» Entries supplied
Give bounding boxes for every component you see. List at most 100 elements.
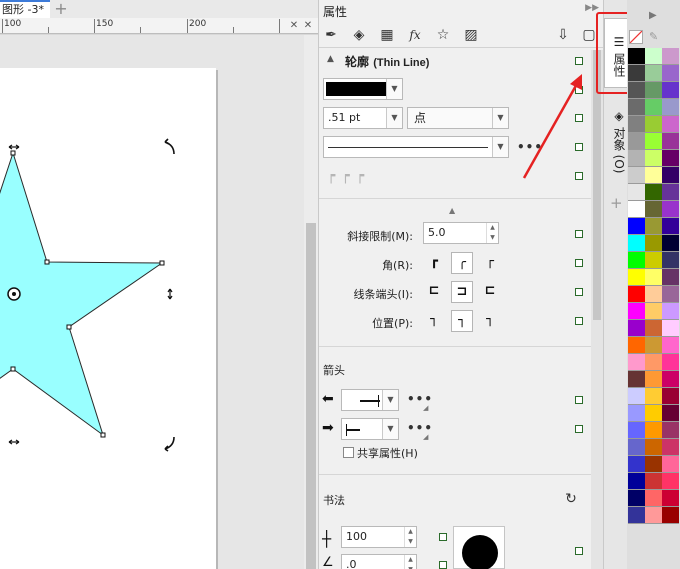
color-swatch[interactable] [628, 371, 645, 388]
document-tab[interactable]: 图形 -3* [0, 0, 50, 18]
color-swatch[interactable] [662, 337, 679, 354]
color-swatch[interactable] [662, 252, 679, 269]
lock-icon[interactable] [575, 425, 583, 433]
color-swatch[interactable] [662, 507, 679, 524]
color-swatch[interactable] [662, 65, 679, 82]
color-swatch[interactable] [645, 48, 662, 65]
reset-rotate-icon[interactable]: ↻ [561, 489, 581, 509]
square-cap-icon[interactable]: ⊏ [479, 281, 501, 303]
color-swatch[interactable] [645, 65, 662, 82]
no-color-swatch[interactable] [629, 30, 643, 44]
bevel-corner-icon[interactable]: ┌ [479, 252, 501, 274]
inside-position-icon[interactable]: ┐ [479, 310, 501, 332]
color-swatch[interactable] [645, 235, 662, 252]
color-swatch[interactable] [662, 167, 679, 184]
round-corner-icon[interactable]: ╭ [451, 252, 473, 274]
color-swatch[interactable] [628, 354, 645, 371]
color-swatch[interactable] [662, 286, 679, 303]
center-position-icon[interactable]: ┐ [451, 310, 473, 332]
ruler-close-icon[interactable]: ✕ [302, 20, 314, 32]
node-handle[interactable] [66, 324, 72, 330]
color-swatch[interactable] [628, 133, 645, 150]
fill-bucket-icon[interactable]: ◈ [349, 25, 369, 45]
color-swatch[interactable] [628, 303, 645, 320]
color-swatch[interactable] [645, 82, 662, 99]
color-swatch[interactable] [662, 388, 679, 405]
canvas-vertical-scrollbar[interactable] [304, 35, 318, 569]
color-swatch[interactable] [645, 252, 662, 269]
drawing-canvas[interactable] [0, 35, 318, 569]
end-arrow-dropdown[interactable]: ▼ [341, 418, 399, 440]
color-swatch[interactable] [645, 269, 662, 286]
color-swatch[interactable] [645, 507, 662, 524]
color-swatch[interactable] [662, 371, 679, 388]
color-swatch[interactable] [645, 490, 662, 507]
add-tab-icon[interactable]: + [610, 194, 623, 212]
outline-pen-icon[interactable]: ✒ [321, 25, 341, 45]
color-swatch[interactable] [645, 218, 662, 235]
color-swatch[interactable] [645, 116, 662, 133]
lock-icon[interactable] [575, 57, 583, 65]
outside-position-icon[interactable]: ┐ [423, 310, 445, 332]
spin-arrows-icon[interactable]: ▲▼ [404, 527, 416, 547]
color-swatch[interactable] [645, 422, 662, 439]
stretch-field[interactable]: 100 ▲ ▼ [341, 526, 417, 548]
color-swatch[interactable] [628, 252, 645, 269]
color-swatch[interactable] [628, 201, 645, 218]
color-swatch[interactable] [628, 456, 645, 473]
color-swatch[interactable] [662, 456, 679, 473]
color-swatch[interactable] [645, 371, 662, 388]
color-swatch[interactable] [628, 235, 645, 252]
color-swatch[interactable] [662, 82, 679, 99]
collapse-caret-icon[interactable]: ▲ [327, 54, 334, 64]
chevron-down-icon[interactable]: ▼ [382, 390, 398, 410]
chevron-down-icon[interactable]: ▼ [492, 137, 508, 157]
lock-icon[interactable] [575, 317, 583, 325]
chevron-down-icon[interactable]: ▼ [386, 108, 402, 128]
chevron-down-icon[interactable]: ▼ [382, 419, 398, 439]
color-swatch[interactable] [662, 320, 679, 337]
color-swatch[interactable] [628, 388, 645, 405]
miter-corner-icon[interactable]: ┏ [423, 252, 445, 274]
color-swatch[interactable] [662, 133, 679, 150]
lock-icon[interactable] [439, 533, 447, 541]
node-handle[interactable] [10, 150, 16, 156]
color-swatch[interactable] [662, 439, 679, 456]
color-swatch[interactable] [645, 133, 662, 150]
color-swatch[interactable] [645, 150, 662, 167]
color-swatch[interactable] [662, 405, 679, 422]
color-swatch[interactable] [628, 439, 645, 456]
lock-icon[interactable] [575, 288, 583, 296]
outline-unit-dropdown[interactable]: 点 ▼ [407, 107, 509, 129]
node-handle[interactable] [44, 259, 50, 265]
spin-arrows-icon[interactable]: ▲▼ [486, 223, 498, 243]
color-swatch[interactable] [662, 269, 679, 286]
expand-caret-icon[interactable]: ▲ [449, 206, 455, 215]
color-swatch[interactable] [628, 490, 645, 507]
miter-limit-field[interactable]: 5.0 ▲ ▼ [423, 222, 499, 244]
tab-objects[interactable]: ◈ 对象 (O) [604, 94, 628, 184]
node-handle[interactable] [100, 432, 106, 438]
color-swatch[interactable] [645, 286, 662, 303]
color-swatch[interactable] [628, 286, 645, 303]
new-tab-button[interactable]: + [52, 1, 70, 17]
chevron-down-icon[interactable]: ▼ [386, 79, 402, 99]
color-swatch[interactable] [628, 422, 645, 439]
star-shape[interactable] [0, 35, 304, 569]
lock-icon[interactable] [575, 396, 583, 404]
color-swatch[interactable] [645, 184, 662, 201]
color-swatch[interactable] [628, 405, 645, 422]
color-swatch[interactable] [662, 354, 679, 371]
horizontal-ruler[interactable]: 100 150 200 ✕ ✕ [0, 18, 318, 34]
transparency-icon[interactable]: ▦ [377, 25, 397, 45]
color-swatch[interactable] [662, 303, 679, 320]
color-swatch[interactable] [645, 303, 662, 320]
more-options-icon[interactable]: ••• [407, 392, 433, 406]
color-swatch[interactable] [662, 150, 679, 167]
color-swatch[interactable] [645, 201, 662, 218]
color-swatch[interactable] [662, 490, 679, 507]
color-swatch[interactable] [662, 116, 679, 133]
eyedropper-icon[interactable]: ✎ [649, 30, 658, 43]
node-handle[interactable] [159, 260, 165, 266]
color-swatch[interactable] [662, 218, 679, 235]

» Exercise brief
Rewrite the records from the line with "color-swatch[interactable] [628, 371, 645, 388]" through the line with "node-handle[interactable] [66, 324, 72, 330]", putting "beveled-corner-icon" in place of "bevel-corner-icon" and leaving everything else as it is.

» Output for this exercise
color-swatch[interactable] [628, 371, 645, 388]
document-tab[interactable]: 图形 -3* [0, 0, 50, 18]
color-swatch[interactable] [662, 337, 679, 354]
color-swatch[interactable] [662, 252, 679, 269]
lock-icon[interactable] [575, 425, 583, 433]
color-swatch[interactable] [662, 507, 679, 524]
color-swatch[interactable] [662, 65, 679, 82]
color-swatch[interactable] [645, 48, 662, 65]
reset-rotate-icon[interactable]: ↻ [561, 489, 581, 509]
square-cap-icon[interactable]: ⊏ [479, 281, 501, 303]
color-swatch[interactable] [645, 65, 662, 82]
no-color-swatch[interactable] [629, 30, 643, 44]
beveled-corner-icon[interactable]: ┌ [479, 252, 501, 274]
inside-position-icon[interactable]: ┐ [479, 310, 501, 332]
color-swatch[interactable] [645, 235, 662, 252]
color-swatch[interactable] [662, 167, 679, 184]
round-corner-icon[interactable]: ╭ [451, 252, 473, 274]
color-swatch[interactable] [628, 354, 645, 371]
color-swatch[interactable] [662, 286, 679, 303]
center-position-icon[interactable]: ┐ [451, 310, 473, 332]
ruler-close-icon[interactable]: ✕ [302, 20, 314, 32]
node-handle[interactable] [66, 324, 72, 330]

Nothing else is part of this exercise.